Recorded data
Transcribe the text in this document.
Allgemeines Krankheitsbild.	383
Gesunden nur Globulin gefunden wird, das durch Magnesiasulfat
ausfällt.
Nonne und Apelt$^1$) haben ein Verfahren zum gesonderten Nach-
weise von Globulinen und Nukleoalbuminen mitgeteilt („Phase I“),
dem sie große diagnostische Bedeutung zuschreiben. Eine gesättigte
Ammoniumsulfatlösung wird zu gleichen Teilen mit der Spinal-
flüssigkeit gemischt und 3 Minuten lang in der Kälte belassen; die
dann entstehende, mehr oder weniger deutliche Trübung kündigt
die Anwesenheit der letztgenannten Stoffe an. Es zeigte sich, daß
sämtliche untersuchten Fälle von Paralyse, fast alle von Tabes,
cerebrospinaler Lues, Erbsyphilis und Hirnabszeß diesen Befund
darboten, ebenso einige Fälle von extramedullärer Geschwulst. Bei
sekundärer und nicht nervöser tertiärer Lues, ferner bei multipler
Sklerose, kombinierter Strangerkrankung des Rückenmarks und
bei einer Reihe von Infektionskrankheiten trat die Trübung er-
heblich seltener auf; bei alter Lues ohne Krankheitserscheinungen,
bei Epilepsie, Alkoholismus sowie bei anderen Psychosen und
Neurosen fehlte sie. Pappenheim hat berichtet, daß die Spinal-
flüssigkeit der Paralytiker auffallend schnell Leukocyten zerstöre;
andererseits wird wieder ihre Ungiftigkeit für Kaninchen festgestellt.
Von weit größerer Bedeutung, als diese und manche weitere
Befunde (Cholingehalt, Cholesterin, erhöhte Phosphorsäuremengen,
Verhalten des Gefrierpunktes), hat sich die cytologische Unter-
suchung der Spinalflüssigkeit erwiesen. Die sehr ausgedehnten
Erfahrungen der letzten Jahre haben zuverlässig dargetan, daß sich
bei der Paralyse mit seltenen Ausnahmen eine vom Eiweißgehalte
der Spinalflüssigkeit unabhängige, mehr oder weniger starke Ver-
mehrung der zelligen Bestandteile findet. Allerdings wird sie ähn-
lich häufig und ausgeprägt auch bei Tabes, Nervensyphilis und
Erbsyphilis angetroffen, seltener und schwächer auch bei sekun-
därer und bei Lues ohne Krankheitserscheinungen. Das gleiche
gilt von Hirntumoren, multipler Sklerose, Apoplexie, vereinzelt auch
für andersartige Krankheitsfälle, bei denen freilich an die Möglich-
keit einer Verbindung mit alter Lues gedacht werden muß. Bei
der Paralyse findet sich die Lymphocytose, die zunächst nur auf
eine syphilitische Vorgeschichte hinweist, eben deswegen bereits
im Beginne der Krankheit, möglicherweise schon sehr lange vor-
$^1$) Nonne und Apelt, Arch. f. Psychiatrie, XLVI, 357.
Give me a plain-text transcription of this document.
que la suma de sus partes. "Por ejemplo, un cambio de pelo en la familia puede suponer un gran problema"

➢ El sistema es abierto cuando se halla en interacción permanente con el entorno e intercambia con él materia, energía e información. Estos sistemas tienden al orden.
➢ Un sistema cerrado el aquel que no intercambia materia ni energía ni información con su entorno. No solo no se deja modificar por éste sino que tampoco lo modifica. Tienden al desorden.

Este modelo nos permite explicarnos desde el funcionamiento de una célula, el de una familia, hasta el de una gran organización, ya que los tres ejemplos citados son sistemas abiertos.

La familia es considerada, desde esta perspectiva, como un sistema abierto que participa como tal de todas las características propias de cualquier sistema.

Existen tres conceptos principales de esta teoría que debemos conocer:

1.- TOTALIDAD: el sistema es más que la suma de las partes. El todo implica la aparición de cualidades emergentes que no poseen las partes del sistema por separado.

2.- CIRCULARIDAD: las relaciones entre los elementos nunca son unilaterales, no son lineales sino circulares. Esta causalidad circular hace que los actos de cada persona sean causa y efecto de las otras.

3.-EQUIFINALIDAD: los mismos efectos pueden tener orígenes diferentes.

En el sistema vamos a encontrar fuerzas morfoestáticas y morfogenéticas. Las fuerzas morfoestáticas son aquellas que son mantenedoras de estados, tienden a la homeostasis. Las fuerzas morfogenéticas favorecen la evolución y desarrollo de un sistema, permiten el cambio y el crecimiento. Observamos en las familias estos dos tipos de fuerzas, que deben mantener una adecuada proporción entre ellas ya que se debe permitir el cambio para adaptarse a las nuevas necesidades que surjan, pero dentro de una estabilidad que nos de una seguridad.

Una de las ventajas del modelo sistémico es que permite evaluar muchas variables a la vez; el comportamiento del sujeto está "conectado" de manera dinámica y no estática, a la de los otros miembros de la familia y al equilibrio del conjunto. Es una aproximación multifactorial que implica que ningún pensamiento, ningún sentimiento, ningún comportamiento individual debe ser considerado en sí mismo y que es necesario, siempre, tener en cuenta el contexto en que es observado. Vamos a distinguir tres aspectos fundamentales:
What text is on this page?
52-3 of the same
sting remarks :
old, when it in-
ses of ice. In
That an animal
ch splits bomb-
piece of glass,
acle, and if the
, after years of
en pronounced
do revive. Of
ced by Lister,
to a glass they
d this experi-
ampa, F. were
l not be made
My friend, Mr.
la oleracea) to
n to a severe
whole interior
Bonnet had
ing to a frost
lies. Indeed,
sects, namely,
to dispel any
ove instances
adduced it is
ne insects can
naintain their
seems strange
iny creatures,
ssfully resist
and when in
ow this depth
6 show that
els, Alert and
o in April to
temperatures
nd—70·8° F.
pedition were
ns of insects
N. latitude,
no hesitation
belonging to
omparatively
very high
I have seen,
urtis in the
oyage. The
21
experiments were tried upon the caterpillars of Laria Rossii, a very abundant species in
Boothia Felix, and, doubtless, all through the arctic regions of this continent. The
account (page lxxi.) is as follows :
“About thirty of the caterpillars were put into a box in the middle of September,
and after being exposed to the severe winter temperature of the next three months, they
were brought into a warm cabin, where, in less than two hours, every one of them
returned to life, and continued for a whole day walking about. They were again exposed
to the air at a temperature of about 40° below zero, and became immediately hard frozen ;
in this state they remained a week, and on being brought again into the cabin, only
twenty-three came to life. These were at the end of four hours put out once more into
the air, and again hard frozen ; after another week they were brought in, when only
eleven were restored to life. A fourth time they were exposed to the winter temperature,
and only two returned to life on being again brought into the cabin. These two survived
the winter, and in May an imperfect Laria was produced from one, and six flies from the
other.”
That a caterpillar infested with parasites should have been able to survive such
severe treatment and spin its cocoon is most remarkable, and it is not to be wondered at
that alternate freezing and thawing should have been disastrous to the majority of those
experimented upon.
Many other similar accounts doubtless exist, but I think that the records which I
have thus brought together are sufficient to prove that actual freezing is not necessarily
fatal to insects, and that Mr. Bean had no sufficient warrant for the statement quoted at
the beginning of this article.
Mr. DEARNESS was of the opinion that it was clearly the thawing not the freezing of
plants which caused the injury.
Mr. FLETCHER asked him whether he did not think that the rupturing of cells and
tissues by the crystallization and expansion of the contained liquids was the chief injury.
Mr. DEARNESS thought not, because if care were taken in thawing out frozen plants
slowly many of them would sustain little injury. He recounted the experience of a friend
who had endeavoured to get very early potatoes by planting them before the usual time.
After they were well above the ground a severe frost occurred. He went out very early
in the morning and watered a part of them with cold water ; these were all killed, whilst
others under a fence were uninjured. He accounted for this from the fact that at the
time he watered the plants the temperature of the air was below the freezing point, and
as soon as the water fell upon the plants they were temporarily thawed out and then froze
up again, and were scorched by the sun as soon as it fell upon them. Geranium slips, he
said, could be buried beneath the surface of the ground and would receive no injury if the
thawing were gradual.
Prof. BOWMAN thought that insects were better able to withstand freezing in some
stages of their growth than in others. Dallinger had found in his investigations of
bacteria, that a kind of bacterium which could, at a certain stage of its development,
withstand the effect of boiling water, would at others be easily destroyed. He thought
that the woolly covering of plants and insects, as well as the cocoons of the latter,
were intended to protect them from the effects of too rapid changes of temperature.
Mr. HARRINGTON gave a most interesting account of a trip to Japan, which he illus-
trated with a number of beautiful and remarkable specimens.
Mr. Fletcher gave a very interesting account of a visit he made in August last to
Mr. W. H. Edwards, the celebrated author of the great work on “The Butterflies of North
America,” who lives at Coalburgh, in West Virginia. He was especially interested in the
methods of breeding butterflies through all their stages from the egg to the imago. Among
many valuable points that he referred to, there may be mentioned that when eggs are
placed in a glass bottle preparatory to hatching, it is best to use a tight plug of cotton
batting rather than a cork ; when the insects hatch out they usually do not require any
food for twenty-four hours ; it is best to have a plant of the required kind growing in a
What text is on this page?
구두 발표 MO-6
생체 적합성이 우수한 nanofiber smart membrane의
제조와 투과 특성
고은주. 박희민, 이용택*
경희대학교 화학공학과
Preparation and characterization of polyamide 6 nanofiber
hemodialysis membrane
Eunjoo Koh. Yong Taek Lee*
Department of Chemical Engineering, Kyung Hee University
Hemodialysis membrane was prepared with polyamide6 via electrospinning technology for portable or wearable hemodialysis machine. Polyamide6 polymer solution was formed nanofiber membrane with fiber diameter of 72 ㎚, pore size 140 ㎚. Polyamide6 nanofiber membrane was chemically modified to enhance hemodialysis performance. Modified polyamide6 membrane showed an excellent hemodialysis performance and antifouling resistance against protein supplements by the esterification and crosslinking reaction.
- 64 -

Task item: Show each line of the records above containing "DEARNESS".

Solution to this problem:
Mr. DEARNESS was of the opinion that it was clearly the thawing not the freezing of
Mr. DEARNESS thought not, because if care were taken in thawing out frozen plants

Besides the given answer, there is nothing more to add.